╭──
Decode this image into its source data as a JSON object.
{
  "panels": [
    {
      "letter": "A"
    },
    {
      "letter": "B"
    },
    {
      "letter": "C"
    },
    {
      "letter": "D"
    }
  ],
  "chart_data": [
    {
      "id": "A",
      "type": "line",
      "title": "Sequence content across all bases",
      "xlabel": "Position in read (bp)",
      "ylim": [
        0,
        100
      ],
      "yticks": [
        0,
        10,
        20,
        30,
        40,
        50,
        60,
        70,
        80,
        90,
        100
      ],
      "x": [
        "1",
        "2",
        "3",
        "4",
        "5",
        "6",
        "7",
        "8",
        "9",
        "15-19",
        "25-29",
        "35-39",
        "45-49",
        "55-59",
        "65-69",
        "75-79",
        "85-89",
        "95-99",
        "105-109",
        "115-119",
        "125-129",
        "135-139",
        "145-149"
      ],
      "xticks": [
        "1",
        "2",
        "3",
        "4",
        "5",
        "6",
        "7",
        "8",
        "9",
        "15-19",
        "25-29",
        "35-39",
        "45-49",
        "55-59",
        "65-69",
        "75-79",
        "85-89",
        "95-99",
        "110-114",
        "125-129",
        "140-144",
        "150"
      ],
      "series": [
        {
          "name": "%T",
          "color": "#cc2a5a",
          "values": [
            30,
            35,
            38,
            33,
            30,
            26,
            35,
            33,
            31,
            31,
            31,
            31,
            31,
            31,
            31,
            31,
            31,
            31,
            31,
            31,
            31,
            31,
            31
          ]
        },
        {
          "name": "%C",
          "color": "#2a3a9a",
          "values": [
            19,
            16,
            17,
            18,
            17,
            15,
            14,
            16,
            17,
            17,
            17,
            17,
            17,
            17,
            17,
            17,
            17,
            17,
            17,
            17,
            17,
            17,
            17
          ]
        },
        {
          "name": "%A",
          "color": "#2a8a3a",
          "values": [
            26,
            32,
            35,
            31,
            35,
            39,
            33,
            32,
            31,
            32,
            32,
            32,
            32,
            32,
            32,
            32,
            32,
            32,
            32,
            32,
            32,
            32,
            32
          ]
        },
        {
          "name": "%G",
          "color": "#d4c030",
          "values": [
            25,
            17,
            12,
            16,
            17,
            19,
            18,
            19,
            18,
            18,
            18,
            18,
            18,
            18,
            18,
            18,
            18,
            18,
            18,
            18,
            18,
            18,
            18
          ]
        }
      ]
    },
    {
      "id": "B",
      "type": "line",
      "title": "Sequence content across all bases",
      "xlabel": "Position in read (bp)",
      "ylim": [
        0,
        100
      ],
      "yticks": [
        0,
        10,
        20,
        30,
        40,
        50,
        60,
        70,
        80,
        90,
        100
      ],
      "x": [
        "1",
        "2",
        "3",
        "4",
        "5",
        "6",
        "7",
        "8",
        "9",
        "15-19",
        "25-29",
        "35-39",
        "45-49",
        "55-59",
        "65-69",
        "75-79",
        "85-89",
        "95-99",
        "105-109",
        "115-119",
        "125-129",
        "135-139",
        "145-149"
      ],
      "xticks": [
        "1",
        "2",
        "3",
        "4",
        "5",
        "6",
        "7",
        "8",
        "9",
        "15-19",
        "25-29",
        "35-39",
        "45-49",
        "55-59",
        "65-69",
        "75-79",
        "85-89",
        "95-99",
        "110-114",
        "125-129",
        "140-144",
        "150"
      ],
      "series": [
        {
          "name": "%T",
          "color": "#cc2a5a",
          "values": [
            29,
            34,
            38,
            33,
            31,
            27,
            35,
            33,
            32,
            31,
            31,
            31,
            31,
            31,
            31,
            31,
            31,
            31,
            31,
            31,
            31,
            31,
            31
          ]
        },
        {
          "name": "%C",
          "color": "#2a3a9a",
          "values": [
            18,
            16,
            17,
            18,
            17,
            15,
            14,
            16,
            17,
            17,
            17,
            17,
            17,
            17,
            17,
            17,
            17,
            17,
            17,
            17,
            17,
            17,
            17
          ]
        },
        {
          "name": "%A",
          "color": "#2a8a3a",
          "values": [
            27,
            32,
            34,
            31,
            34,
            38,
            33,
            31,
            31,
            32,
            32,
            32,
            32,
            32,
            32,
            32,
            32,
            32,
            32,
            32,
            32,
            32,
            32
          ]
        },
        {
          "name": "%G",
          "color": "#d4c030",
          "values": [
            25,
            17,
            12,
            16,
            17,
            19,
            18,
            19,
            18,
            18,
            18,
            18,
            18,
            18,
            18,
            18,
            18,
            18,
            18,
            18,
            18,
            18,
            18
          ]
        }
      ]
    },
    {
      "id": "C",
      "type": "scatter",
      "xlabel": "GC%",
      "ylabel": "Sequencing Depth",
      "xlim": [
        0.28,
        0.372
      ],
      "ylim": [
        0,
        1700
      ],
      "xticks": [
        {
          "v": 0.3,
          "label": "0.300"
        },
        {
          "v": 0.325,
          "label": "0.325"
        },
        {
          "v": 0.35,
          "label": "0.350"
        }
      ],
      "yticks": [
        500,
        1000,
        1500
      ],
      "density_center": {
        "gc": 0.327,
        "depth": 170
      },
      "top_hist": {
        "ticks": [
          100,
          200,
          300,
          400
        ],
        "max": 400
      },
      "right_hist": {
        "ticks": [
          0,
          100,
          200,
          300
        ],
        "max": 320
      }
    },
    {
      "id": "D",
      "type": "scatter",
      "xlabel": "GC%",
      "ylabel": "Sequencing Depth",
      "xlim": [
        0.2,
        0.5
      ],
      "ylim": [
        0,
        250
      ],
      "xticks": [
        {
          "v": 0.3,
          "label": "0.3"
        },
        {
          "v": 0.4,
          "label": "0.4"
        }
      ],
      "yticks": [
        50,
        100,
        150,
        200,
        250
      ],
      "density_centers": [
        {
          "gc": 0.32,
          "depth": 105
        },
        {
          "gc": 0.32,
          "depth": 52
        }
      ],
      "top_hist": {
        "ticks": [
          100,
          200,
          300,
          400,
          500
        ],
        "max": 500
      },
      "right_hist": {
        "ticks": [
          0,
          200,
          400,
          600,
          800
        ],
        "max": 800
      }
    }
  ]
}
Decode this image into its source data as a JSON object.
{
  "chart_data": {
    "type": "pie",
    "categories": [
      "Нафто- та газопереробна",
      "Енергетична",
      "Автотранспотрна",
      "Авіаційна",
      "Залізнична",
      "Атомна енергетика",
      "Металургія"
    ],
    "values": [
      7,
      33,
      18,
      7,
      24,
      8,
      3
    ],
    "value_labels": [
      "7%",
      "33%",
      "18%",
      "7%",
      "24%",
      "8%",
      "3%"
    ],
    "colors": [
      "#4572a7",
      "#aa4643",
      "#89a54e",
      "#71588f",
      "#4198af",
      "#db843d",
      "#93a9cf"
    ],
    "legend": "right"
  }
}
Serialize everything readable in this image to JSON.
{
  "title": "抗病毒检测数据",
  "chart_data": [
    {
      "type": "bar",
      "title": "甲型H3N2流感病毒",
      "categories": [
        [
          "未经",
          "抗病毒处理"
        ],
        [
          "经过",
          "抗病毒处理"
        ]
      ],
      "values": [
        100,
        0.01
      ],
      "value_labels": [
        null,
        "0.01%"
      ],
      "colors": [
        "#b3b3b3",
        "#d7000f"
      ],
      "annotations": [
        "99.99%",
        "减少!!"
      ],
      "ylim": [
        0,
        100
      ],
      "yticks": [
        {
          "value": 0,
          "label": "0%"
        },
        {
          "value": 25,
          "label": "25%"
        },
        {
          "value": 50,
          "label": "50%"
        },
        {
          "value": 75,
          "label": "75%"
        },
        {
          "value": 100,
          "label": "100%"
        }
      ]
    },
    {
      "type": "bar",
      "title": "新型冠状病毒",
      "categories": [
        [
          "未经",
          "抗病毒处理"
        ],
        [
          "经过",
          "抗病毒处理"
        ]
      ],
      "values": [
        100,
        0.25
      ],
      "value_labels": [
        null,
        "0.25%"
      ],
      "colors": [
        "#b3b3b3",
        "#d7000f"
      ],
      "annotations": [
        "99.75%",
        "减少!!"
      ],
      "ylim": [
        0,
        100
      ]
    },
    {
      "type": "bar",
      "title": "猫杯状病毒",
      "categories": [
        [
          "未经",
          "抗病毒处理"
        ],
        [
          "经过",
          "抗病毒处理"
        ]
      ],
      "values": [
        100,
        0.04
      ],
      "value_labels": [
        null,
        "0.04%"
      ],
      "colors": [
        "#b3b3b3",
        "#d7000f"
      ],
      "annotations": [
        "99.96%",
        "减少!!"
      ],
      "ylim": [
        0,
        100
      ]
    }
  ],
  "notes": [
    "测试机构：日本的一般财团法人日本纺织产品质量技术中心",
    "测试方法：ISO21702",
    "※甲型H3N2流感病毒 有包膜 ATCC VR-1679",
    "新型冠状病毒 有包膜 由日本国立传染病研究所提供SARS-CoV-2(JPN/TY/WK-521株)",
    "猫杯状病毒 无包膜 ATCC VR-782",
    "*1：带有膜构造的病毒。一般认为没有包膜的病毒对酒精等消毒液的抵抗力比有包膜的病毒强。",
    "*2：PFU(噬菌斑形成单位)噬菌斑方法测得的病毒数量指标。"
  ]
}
╰──
**WHAT NEEDS TO BE DONE**
Say how many lines in the listing above include "新型冠状病毒". Give nothing but the number.

**WRITTEN ANSWER**
2